Data items

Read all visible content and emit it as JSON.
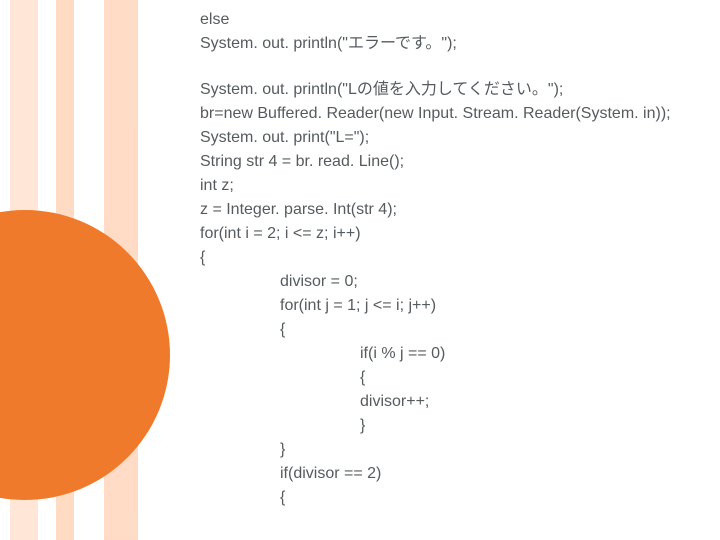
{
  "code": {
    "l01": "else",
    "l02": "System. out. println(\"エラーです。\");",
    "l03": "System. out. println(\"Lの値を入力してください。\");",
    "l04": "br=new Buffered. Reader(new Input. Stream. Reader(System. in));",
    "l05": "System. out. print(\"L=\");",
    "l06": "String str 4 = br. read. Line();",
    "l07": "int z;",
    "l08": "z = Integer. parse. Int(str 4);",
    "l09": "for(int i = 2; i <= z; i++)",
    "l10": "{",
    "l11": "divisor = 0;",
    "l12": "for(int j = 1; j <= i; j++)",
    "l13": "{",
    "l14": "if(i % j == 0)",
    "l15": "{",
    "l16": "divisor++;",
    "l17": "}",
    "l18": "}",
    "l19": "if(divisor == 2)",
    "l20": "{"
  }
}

--

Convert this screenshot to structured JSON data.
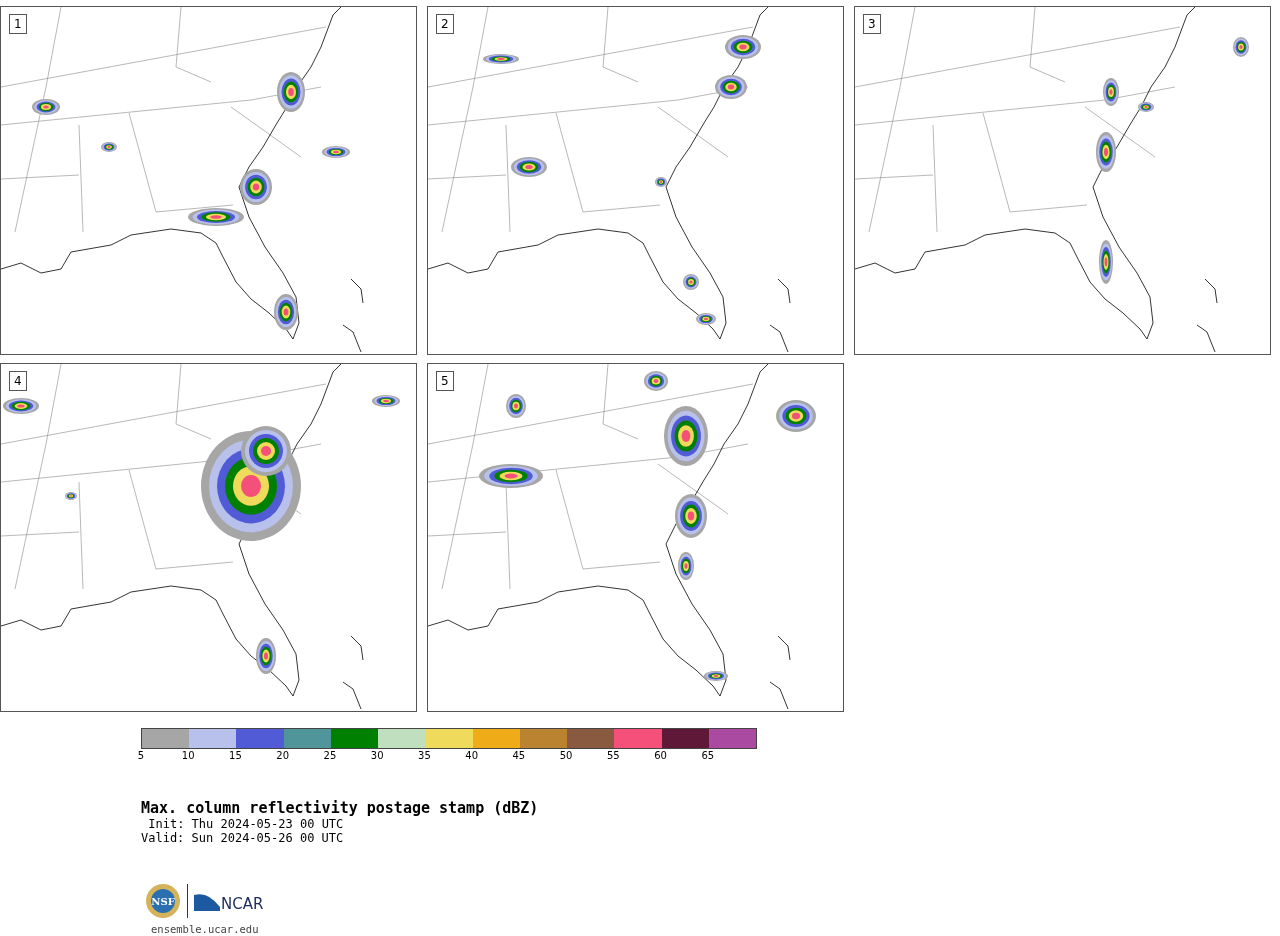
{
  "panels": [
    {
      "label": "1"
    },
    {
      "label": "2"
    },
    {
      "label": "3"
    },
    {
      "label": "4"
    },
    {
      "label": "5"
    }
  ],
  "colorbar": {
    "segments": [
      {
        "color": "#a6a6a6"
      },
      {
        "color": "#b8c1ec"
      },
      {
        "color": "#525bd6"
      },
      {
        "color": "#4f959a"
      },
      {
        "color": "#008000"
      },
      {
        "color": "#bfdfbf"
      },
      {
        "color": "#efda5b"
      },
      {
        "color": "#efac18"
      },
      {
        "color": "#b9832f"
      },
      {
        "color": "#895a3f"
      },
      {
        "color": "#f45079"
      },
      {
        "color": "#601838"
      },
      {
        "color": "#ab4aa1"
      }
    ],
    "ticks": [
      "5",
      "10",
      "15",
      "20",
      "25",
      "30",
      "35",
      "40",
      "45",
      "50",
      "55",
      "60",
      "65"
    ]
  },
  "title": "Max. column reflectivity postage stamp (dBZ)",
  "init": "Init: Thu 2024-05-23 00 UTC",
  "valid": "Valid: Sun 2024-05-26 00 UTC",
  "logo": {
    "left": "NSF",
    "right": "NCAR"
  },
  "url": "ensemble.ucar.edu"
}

**Written problem:**
Copy each line of the entries that includes the word "label".

**Solution for this problem:**
      "label": "1"
      "label": "2"
      "label": "3"
      "label": "4"
      "label": "5"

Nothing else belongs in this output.